**DOCUMENT PASSAGE:**
>>>>>
What does profitability tell us?

The asset’s profitability is a strong metric that allows us to measure the effectiveness of an asset as an investment tool since it reflects the percentage of previous investors that remain in profit.

IntoTheBlock Data
Source: IntoTheBlock

The profitability metric can also act as an “overbought” and “oversold” signal generator. Whenever an asset’s profitability reaches or exceeds 90%, traders or investors are more likely to take profits, which then causes a cascade of liquidations and further reversal of the uptrend.

In the opposite case, when the asset’s profitability is extremely low, it is more likely that more fresh buying power will pour into it as traders at a massive loss are less likely to sell at the bottom. This creates an opportunity for upwards movement.
<<<<<
**WHAT THE TASK REQUIRES:** Continue the passage on crypto asset profitability from the point where it stops.

**GIVEN INFORMATION:**
>>>>>
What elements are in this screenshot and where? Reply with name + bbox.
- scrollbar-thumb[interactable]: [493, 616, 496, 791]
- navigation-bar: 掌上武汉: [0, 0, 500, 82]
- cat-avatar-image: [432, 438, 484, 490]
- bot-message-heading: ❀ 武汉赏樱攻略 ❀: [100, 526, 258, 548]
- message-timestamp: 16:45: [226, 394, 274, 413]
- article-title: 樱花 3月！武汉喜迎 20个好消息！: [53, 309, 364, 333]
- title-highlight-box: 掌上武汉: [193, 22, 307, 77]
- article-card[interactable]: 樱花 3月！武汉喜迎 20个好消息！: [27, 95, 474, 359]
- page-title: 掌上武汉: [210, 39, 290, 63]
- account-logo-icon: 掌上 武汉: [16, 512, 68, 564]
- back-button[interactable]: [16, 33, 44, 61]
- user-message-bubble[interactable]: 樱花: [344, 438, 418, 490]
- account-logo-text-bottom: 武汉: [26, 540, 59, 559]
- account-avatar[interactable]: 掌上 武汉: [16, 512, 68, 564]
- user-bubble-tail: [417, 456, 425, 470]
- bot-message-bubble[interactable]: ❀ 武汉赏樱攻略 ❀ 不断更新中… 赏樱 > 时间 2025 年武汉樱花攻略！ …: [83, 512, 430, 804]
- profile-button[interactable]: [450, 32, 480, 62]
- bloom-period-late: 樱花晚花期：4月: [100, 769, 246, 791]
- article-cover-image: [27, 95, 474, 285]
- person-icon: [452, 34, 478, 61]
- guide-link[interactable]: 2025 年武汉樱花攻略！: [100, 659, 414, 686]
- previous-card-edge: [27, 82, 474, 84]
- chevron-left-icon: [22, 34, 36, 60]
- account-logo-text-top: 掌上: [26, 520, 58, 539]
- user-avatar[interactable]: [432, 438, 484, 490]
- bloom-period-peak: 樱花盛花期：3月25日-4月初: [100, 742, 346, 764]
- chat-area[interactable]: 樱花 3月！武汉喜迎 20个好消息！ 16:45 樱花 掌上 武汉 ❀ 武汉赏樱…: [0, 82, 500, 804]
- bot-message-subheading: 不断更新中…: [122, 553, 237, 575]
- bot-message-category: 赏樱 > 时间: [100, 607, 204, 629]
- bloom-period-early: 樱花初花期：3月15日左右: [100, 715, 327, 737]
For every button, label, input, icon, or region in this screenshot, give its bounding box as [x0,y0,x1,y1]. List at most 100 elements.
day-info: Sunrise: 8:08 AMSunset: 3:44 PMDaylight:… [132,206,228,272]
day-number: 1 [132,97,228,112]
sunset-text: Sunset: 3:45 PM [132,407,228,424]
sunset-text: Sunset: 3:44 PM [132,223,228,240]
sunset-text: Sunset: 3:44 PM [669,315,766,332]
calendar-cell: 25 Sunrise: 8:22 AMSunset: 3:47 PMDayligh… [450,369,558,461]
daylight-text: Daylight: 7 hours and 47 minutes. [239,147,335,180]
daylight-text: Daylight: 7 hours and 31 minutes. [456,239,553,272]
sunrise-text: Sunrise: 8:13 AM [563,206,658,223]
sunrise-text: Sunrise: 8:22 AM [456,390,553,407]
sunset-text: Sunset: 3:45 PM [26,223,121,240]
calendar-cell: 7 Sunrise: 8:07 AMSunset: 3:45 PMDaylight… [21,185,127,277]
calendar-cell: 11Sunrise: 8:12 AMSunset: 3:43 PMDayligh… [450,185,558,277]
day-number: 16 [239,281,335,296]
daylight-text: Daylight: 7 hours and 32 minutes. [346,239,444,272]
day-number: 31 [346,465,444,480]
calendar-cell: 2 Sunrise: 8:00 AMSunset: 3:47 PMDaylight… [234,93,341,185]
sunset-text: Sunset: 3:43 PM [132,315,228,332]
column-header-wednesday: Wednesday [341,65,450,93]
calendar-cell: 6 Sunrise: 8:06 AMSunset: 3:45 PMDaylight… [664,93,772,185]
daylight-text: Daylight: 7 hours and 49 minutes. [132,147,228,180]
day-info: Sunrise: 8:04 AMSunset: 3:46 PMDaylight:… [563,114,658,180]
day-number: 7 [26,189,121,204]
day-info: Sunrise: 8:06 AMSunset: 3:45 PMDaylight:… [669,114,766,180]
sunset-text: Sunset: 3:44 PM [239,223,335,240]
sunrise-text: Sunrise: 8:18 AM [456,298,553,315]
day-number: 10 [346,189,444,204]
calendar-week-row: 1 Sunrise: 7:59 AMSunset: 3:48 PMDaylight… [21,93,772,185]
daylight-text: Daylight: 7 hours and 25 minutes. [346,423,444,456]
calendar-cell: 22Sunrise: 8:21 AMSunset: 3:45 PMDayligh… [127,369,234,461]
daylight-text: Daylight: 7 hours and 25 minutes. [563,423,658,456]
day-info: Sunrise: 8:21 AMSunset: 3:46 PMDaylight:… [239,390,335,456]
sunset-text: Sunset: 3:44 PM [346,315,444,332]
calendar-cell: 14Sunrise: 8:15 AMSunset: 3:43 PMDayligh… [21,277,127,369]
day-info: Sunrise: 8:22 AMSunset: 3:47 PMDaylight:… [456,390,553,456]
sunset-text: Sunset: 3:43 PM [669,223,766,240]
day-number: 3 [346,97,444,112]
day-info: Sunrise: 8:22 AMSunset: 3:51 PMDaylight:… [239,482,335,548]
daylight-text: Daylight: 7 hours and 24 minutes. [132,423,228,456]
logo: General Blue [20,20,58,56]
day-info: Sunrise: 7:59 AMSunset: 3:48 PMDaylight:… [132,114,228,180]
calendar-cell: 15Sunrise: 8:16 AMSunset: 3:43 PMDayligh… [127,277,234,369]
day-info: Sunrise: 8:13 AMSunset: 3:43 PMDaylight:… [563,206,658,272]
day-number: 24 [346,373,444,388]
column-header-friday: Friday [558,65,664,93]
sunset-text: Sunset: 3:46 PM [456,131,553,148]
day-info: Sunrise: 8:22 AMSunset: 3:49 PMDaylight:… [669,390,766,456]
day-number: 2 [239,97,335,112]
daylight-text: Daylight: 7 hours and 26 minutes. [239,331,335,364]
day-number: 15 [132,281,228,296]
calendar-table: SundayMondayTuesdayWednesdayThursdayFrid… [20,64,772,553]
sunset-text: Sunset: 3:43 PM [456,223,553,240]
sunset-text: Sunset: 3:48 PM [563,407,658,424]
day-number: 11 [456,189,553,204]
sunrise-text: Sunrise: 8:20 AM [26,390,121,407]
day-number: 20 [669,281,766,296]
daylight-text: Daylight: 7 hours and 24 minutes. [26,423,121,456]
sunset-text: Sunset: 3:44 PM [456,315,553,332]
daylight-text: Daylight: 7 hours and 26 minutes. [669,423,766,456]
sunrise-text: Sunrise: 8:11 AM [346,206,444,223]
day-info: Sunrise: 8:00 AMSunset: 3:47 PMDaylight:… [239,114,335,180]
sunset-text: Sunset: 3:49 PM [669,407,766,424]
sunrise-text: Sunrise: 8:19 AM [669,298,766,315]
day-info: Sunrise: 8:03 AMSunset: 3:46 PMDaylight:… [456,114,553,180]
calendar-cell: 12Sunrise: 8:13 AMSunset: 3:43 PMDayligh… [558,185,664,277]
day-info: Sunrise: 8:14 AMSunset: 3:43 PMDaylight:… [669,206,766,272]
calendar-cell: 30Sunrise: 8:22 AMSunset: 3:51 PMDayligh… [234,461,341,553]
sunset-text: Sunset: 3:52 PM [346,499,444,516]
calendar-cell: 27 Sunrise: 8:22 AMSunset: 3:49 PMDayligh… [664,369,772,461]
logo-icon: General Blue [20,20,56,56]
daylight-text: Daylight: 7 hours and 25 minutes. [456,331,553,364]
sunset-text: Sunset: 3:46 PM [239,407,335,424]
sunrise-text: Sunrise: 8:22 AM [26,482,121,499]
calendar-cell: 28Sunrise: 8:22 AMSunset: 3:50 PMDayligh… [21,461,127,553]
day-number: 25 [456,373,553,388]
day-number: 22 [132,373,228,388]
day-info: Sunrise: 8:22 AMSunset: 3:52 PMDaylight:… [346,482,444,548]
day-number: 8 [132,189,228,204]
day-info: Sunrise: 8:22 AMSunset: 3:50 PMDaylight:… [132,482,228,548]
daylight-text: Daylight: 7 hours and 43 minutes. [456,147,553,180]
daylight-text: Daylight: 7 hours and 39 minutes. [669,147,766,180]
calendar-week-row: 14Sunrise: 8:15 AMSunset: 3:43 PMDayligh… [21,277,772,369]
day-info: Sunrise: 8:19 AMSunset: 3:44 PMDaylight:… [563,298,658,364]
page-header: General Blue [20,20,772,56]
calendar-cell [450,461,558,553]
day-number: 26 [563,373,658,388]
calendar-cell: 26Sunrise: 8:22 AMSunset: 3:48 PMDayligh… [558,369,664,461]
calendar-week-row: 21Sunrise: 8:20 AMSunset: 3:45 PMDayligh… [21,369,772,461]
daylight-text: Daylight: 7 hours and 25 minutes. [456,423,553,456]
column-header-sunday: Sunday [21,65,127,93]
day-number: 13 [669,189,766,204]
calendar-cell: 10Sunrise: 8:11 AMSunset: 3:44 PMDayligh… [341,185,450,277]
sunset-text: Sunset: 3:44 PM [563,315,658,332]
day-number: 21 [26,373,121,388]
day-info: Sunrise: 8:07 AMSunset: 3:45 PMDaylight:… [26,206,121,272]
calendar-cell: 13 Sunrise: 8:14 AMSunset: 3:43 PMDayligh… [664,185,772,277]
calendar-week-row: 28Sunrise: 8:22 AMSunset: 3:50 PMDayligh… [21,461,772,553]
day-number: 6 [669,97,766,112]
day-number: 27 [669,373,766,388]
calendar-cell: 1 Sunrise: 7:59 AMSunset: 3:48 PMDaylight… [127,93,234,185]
<<<<<
**RESPONSE AREA:**
Cardano’s tough path on the market

Despite being one of the most fundamentally developed projects in the industry, Cardano does not seem to be popular among retail and institutional investors as it almost completely missed the bullrun between September and November.

But showing relatively weak performance in the last months of 2021, back in August, Cardano was the most actively growing cryptocurrency on the market following the announcement of smart contracts technology.

The most recent rally was also based on the release of numerous DeFi projects and solutions that have gradually increased Cardano’s usage, hence, the demand for the underlying ADA coin.